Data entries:

----------

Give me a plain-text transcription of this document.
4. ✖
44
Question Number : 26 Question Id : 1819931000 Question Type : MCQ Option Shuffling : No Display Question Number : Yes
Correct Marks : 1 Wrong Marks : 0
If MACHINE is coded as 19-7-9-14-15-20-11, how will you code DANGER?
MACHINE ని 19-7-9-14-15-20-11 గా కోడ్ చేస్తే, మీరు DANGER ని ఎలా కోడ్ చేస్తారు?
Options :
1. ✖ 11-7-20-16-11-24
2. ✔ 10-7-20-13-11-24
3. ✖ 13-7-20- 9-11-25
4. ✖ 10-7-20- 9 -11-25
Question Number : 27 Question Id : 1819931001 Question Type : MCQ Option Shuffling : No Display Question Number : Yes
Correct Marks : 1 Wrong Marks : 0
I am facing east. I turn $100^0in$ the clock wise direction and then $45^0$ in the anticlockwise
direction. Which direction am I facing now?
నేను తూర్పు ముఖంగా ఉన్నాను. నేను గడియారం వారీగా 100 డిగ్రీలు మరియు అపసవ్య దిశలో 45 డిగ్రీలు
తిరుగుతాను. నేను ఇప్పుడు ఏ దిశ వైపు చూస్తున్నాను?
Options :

----------

- OBJECTIVE: Using the exact wording, write out all of the records.

- RESULT OF THE EXERCISE:
Give me a plain-text transcription of this document.
4. ✖
44
Question Number : 26 Question Id : 1819931000 Question Type : MCQ Option Shuffling : No Display Question Number : Yes
Correct Marks : 1 Wrong Marks : 0
If MACHINE is coded as 19-7-9-14-15-20-11, how will you code DANGER?
MACHINE ని 19-7-9-14-15-20-11 గా కోడ్ చేస్తే, మీరు DANGER ని ఎలా కోడ్ చేస్తారు?
Options :
1. ✖ 11-7-20-16-11-24
2. ✔ 10-7-20-13-11-24
3. ✖ 13-7-20- 9-11-25
4. ✖ 10-7-20- 9 -11-25
Question Number : 27 Question Id : 1819931001 Question Type : MCQ Option Shuffling : No Display Question Number : Yes
Correct Marks : 1 Wrong Marks : 0
I am facing east. I turn $100^0in$ the clock wise direction and then $45^0$ in the anticlockwise
direction. Which direction am I facing now?
నేను తూర్పు ముఖంగా ఉన్నాను. నేను గడియారం వారీగా 100 డిగ్రీలు మరియు అపసవ్య దిశలో 45 డిగ్రీలు
తిరుగుతాను. నేను ఇప్పుడు ఏ దిశ వైపు చూస్తున్నాను?
Options :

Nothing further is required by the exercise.